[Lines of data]
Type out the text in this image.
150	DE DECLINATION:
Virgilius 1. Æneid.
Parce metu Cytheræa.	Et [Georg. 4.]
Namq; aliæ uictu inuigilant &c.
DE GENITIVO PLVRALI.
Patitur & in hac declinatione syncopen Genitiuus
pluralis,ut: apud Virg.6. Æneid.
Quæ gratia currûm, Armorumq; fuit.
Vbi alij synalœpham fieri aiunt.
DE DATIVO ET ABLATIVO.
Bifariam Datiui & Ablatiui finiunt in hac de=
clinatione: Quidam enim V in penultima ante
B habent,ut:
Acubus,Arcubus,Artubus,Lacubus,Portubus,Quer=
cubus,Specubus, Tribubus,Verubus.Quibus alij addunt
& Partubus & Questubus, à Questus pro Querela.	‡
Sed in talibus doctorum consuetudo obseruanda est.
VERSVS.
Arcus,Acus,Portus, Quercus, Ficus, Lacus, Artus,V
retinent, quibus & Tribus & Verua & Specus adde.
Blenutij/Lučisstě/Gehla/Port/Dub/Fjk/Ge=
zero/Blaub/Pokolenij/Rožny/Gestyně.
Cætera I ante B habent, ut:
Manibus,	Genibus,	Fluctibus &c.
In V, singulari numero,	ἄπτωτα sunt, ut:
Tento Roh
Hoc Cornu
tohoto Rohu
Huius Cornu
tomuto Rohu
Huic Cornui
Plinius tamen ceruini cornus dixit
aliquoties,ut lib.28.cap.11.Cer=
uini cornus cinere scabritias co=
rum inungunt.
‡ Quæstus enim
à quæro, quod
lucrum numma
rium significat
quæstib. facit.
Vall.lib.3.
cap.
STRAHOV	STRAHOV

Objective
Extract the data exactly as given.

Task output
Type out the text in this image.
150	DE DECLINATION:
Virgilius 1. Æneid.
Parce metu Cytheræa.	Et [Georg. 4.]
Namq; aliæ uictu inuigilant &c.
DE GENITIVO PLVRALI.
Patitur & in hac declinatione syncopen Genitiuus
pluralis,ut: apud Virg.6. Æneid.
Quæ gratia currûm, Armorumq; fuit.
Vbi alij synalœpham fieri aiunt.
DE DATIVO ET ABLATIVO.
Bifariam Datiui & Ablatiui finiunt in hac de=
clinatione: Quidam enim V in penultima ante
B habent,ut:
Acubus,Arcubus,Artubus,Lacubus,Portubus,Quer=
cubus,Specubus, Tribubus,Verubus.Quibus alij addunt
& Partubus & Questubus, à Questus pro Querela.	‡
Sed in talibus doctorum consuetudo obseruanda est.
VERSVS.
Arcus,Acus,Portus, Quercus, Ficus, Lacus, Artus,V
retinent, quibus & Tribus & Verua & Specus adde.
Blenutij/Lučisstě/Gehla/Port/Dub/Fjk/Ge=
zero/Blaub/Pokolenij/Rožny/Gestyně.
Cætera I ante B habent, ut:
Manibus,	Genibus,	Fluctibus &c.
In V, singulari numero,	ἄπτωτα sunt, ut:
Tento Roh
Hoc Cornu
tohoto Rohu
Huius Cornu
tomuto Rohu
Huic Cornui
Plinius tamen ceruini cornus dixit
aliquoties,ut lib.28.cap.11.Cer=
uini cornus cinere scabritias co=
rum inungunt.
‡ Quæstus enim
à quæro, quod
lucrum numma
rium significat
quæstib. facit.
Vall.lib.3.
cap.
STRAHOV	STRAHOV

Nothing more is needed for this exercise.